§ **Task details**
Filter the lines below, copying only those with the string "Demo".

[Saved data entries]
☆ ☆ ☆ ☆ ☆
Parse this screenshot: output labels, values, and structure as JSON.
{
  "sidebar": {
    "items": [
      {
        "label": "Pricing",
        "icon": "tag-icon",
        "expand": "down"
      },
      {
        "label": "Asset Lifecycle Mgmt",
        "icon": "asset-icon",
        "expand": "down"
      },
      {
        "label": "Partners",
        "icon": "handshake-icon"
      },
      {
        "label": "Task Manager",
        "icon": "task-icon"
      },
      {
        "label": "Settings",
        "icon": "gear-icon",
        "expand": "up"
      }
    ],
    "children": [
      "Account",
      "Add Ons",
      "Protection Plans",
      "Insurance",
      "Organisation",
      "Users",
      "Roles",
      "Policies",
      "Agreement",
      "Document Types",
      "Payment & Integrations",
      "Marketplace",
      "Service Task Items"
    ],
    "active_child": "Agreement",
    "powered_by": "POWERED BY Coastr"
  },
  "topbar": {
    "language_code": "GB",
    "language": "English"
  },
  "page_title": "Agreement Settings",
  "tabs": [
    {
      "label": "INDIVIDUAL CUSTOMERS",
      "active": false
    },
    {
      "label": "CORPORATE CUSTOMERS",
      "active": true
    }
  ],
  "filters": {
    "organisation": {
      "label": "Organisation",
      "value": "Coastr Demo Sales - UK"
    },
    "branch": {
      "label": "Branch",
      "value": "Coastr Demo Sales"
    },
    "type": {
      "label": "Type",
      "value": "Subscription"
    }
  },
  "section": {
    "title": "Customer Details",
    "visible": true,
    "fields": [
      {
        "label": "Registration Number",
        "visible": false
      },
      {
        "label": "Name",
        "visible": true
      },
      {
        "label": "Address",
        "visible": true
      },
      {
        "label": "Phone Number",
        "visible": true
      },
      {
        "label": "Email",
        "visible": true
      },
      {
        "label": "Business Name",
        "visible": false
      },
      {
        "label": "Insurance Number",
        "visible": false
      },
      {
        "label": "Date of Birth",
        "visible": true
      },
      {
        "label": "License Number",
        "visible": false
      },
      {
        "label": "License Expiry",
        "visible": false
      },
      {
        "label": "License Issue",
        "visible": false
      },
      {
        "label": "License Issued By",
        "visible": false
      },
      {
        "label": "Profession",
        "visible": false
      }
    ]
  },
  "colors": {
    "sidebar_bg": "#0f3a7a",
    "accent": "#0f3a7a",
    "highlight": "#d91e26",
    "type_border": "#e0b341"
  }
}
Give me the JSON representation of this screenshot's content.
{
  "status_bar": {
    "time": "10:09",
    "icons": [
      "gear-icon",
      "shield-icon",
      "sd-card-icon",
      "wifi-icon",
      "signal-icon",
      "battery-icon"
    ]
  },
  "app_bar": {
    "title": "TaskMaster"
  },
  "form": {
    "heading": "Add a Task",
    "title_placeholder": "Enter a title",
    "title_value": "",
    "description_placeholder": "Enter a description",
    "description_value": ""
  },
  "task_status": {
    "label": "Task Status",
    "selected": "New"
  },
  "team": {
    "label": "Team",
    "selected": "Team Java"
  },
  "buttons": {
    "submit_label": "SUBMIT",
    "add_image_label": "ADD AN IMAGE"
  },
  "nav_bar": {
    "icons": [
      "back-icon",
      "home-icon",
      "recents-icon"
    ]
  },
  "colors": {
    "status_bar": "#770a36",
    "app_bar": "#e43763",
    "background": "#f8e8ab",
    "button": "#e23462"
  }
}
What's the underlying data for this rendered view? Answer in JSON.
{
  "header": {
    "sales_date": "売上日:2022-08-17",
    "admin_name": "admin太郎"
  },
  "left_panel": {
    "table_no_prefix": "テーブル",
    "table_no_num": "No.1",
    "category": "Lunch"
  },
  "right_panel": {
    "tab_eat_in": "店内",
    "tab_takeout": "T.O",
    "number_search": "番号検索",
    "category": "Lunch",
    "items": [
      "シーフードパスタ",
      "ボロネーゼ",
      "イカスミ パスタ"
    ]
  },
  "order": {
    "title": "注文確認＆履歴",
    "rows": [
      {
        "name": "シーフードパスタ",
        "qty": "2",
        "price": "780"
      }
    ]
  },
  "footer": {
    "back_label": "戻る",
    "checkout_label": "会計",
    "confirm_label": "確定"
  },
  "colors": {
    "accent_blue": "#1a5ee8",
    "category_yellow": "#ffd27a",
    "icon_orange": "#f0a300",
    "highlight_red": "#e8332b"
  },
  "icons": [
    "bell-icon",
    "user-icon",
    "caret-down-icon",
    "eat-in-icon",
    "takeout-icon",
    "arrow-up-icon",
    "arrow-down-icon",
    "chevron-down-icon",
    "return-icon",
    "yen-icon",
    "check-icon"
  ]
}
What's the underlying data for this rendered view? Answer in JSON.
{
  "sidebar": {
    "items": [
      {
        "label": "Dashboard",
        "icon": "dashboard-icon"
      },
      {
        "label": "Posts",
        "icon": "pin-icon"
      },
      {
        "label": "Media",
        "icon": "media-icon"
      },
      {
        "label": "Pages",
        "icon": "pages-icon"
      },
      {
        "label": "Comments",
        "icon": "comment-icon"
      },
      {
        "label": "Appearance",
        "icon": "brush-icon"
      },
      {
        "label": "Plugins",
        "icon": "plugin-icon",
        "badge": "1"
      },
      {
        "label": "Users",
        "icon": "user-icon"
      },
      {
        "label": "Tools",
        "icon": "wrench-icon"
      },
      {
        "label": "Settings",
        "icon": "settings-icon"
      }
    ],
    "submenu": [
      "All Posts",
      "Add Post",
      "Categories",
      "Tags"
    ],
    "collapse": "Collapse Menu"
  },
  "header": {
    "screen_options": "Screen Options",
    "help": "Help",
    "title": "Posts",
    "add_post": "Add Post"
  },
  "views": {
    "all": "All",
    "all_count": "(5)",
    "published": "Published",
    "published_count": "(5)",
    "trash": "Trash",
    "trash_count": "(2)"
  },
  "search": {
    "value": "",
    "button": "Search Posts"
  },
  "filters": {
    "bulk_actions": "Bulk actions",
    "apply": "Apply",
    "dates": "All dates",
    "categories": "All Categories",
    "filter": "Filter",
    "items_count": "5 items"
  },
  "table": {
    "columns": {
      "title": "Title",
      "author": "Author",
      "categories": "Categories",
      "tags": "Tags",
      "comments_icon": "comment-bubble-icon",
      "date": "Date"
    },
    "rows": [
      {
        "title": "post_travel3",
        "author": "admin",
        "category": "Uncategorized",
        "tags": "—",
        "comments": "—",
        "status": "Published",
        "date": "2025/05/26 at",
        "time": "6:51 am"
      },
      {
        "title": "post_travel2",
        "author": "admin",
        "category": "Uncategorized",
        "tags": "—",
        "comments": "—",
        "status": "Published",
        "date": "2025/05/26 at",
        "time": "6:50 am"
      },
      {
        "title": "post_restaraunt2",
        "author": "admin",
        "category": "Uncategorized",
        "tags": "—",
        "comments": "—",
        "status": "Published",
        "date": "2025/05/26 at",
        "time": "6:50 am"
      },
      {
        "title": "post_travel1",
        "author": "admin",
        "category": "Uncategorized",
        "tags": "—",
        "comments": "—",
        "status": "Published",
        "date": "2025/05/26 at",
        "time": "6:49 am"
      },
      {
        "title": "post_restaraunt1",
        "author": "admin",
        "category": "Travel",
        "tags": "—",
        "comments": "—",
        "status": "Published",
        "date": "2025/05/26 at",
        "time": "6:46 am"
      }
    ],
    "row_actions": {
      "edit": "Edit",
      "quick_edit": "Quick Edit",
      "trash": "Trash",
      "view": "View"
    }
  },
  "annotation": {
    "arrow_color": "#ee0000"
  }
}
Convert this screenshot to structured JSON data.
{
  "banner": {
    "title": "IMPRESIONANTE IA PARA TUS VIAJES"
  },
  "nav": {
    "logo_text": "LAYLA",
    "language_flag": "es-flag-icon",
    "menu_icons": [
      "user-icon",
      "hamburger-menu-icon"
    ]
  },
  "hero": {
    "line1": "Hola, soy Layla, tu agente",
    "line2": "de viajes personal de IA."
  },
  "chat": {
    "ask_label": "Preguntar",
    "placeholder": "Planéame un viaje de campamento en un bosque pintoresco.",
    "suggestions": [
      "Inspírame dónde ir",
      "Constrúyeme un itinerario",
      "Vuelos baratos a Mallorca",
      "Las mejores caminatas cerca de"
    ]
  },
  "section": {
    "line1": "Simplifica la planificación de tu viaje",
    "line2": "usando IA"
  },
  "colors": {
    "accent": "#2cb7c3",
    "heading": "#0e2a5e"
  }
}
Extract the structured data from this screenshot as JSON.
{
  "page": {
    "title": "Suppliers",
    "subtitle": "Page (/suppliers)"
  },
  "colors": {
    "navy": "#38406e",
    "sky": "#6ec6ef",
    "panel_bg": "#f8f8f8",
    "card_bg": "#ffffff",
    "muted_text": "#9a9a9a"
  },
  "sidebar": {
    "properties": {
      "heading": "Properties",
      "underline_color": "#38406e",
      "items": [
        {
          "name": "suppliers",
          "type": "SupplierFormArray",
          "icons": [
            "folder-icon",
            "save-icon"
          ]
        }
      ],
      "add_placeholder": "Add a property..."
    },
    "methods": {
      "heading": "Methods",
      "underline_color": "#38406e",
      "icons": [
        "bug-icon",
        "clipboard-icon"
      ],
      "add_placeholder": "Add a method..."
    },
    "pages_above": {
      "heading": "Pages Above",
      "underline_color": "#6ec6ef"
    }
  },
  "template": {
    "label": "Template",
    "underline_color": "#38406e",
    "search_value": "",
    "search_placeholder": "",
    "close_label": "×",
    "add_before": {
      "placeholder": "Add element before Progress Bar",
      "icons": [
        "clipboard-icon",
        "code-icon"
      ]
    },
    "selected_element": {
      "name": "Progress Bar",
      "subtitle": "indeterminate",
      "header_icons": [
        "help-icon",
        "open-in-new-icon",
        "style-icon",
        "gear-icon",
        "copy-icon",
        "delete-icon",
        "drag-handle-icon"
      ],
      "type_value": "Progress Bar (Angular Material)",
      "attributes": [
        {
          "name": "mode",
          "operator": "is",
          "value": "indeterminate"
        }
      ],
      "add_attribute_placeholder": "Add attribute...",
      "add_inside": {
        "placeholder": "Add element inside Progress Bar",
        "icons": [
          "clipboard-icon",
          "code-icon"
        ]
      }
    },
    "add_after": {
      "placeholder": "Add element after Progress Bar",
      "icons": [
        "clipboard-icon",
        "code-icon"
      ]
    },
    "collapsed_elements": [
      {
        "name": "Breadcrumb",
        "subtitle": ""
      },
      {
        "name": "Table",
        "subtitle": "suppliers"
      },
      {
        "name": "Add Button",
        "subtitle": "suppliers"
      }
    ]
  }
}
☆ ☆ ☆ ☆ ☆
§ **Exercise answer**
      "value": "Coastr Demo Sales - UK"
      "value": "Coastr Demo Sales"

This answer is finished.